--- Start SUPPLIED ENTRIES ---

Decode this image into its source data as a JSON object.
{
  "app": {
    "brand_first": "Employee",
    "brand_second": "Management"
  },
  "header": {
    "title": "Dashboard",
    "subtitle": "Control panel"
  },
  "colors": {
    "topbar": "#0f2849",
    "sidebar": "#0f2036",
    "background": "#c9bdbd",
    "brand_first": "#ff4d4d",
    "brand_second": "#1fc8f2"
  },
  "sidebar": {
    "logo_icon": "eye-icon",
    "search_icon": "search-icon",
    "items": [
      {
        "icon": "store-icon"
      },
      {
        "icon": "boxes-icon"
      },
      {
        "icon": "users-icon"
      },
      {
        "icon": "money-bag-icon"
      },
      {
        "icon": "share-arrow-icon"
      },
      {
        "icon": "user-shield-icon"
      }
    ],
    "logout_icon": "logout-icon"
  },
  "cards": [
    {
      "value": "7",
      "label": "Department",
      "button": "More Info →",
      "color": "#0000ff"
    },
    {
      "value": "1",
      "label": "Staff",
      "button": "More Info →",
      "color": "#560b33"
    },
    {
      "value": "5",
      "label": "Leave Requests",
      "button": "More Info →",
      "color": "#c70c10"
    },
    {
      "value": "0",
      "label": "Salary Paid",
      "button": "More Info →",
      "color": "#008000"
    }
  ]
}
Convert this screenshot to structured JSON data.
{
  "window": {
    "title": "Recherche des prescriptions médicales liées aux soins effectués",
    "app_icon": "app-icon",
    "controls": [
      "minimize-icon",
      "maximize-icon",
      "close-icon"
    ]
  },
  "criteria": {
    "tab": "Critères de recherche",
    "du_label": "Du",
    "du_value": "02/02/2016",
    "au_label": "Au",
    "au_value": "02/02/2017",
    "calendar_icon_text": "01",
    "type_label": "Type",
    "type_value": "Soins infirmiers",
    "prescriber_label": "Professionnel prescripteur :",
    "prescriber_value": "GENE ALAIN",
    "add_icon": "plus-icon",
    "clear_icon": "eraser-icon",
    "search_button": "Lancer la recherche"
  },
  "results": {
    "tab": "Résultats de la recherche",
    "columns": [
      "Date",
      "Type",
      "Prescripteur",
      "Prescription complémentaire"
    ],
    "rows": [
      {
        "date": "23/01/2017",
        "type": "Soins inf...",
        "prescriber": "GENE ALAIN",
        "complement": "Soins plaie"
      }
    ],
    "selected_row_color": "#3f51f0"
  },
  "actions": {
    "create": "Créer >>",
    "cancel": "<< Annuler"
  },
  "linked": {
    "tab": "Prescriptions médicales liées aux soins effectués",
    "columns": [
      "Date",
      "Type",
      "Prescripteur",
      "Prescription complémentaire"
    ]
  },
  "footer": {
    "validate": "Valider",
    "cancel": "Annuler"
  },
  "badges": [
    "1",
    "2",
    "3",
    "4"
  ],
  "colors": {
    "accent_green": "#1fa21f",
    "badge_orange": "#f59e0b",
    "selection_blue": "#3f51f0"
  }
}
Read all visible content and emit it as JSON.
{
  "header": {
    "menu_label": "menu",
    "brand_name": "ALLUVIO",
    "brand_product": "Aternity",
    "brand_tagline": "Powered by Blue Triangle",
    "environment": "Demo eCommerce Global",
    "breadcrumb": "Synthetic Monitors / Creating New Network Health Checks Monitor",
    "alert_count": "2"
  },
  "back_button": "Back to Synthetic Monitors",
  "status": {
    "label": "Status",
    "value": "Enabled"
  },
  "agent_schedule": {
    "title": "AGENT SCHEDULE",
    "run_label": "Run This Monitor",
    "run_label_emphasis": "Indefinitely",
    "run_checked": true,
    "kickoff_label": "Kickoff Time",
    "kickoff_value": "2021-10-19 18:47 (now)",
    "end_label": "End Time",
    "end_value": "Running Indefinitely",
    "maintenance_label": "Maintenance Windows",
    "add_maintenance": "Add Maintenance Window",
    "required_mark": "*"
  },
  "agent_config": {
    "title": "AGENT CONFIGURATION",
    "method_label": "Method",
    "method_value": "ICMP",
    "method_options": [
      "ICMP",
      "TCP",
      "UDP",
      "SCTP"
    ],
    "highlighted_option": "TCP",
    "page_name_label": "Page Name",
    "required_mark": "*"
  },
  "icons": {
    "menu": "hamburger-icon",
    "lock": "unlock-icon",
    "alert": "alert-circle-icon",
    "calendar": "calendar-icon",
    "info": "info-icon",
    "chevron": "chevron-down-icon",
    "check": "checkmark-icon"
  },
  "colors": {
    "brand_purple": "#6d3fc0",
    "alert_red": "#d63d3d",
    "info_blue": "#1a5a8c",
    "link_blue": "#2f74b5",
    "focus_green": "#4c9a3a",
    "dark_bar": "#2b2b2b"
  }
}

--- End SUPPLIED ENTRIES ---

#### WHAT IS NEEDED
Print the material once more, exactly.

#### EXERCISE OUTPUT
Decode this image into its source data as a JSON object.
{
  "app": {
    "brand_first": "Employee",
    "brand_second": "Management"
  },
  "header": {
    "title": "Dashboard",
    "subtitle": "Control panel"
  },
  "colors": {
    "topbar": "#0f2849",
    "sidebar": "#0f2036",
    "background": "#c9bdbd",
    "brand_first": "#ff4d4d",
    "brand_second": "#1fc8f2"
  },
  "sidebar": {
    "logo_icon": "eye-icon",
    "search_icon": "search-icon",
    "items": [
      {
        "icon": "store-icon"
      },
      {
        "icon": "boxes-icon"
      },
      {
        "icon": "users-icon"
      },
      {
        "icon": "money-bag-icon"
      },
      {
        "icon": "share-arrow-icon"
      },
      {
        "icon": "user-shield-icon"
      }
    ],
    "logout_icon": "logout-icon"
  },
  "cards": [
    {
      "value": "7",
      "label": "Department",
      "button": "More Info →",
      "color": "#0000ff"
    },
    {
      "value": "1",
      "label": "Staff",
      "button": "More Info →",
      "color": "#560b33"
    },
    {
      "value": "5",
      "label": "Leave Requests",
      "button": "More Info →",
      "color": "#c70c10"
    },
    {
      "value": "0",
      "label": "Salary Paid",
      "button": "More Info →",
      "color": "#008000"
    }
  ]
}
Convert this screenshot to structured JSON data.
{
  "window": {
    "title": "Recherche des prescriptions médicales liées aux soins effectués",
    "app_icon": "app-icon",
    "controls": [
      "minimize-icon",
      "maximize-icon",
      "close-icon"
    ]
  },
  "criteria": {
    "tab": "Critères de recherche",
    "du_label": "Du",
    "du_value": "02/02/2016",
    "au_label": "Au",
    "au_value": "02/02/2017",
    "calendar_icon_text": "01",
    "type_label": "Type",
    "type_value": "Soins infirmiers",
    "prescriber_label": "Professionnel prescripteur :",
    "prescriber_value": "GENE ALAIN",
    "add_icon": "plus-icon",
    "clear_icon": "eraser-icon",
    "search_button": "Lancer la recherche"
  },
  "results": {
    "tab": "Résultats de la recherche",
    "columns": [
      "Date",
      "Type",
      "Prescripteur",
      "Prescription complémentaire"
    ],
    "rows": [
      {
        "date": "23/01/2017",
        "type": "Soins inf...",
        "prescriber": "GENE ALAIN",
        "complement": "Soins plaie"
      }
    ],
    "selected_row_color": "#3f51f0"
  },
  "actions": {
    "create": "Créer >>",
    "cancel": "<< Annuler"
  },
  "linked": {
    "tab": "Prescriptions médicales liées aux soins effectués",
    "columns": [
      "Date",
      "Type",
      "Prescripteur",
      "Prescription complémentaire"
    ]
  },
  "footer": {
    "validate": "Valider",
    "cancel": "Annuler"
  },
  "badges": [
    "1",
    "2",
    "3",
    "4"
  ],
  "colors": {
    "accent_green": "#1fa21f",
    "badge_orange": "#f59e0b",
    "selection_blue": "#3f51f0"
  }
}
Read all visible content and emit it as JSON.
{
  "header": {
    "menu_label": "menu",
    "brand_name": "ALLUVIO",
    "brand_product": "Aternity",
    "brand_tagline": "Powered by Blue Triangle",
    "environment": "Demo eCommerce Global",
    "breadcrumb": "Synthetic Monitors / Creating New Network Health Checks Monitor",
    "alert_count": "2"
  },
  "back_button": "Back to Synthetic Monitors",
  "status": {
    "label": "Status",
    "value": "Enabled"
  },
  "agent_schedule": {
    "title": "AGENT SCHEDULE",
    "run_label": "Run This Monitor",
    "run_label_emphasis": "Indefinitely",
    "run_checked": true,
    "kickoff_label": "Kickoff Time",
    "kickoff_value": "2021-10-19 18:47 (now)",
    "end_label": "End Time",
    "end_value": "Running Indefinitely",
    "maintenance_label": "Maintenance Windows",
    "add_maintenance": "Add Maintenance Window",
    "required_mark": "*"
  },
  "agent_config": {
    "title": "AGENT CONFIGURATION",
    "method_label": "Method",
    "method_value": "ICMP",
    "method_options": [
      "ICMP",
      "TCP",
      "UDP",
      "SCTP"
    ],
    "highlighted_option": "TCP",
    "page_name_label": "Page Name",
    "required_mark": "*"
  },
  "icons": {
    "menu": "hamburger-icon",
    "lock": "unlock-icon",
    "alert": "alert-circle-icon",
    "calendar": "calendar-icon",
    "info": "info-icon",
    "chevron": "chevron-down-icon",
    "check": "checkmark-icon"
  },
  "colors": {
    "brand_purple": "#6d3fc0",
    "alert_red": "#d63d3d",
    "info_blue": "#1a5a8c",
    "link_blue": "#2f74b5",
    "focus_green": "#4c9a3a",
    "dark_bar": "#2b2b2b"
  }
}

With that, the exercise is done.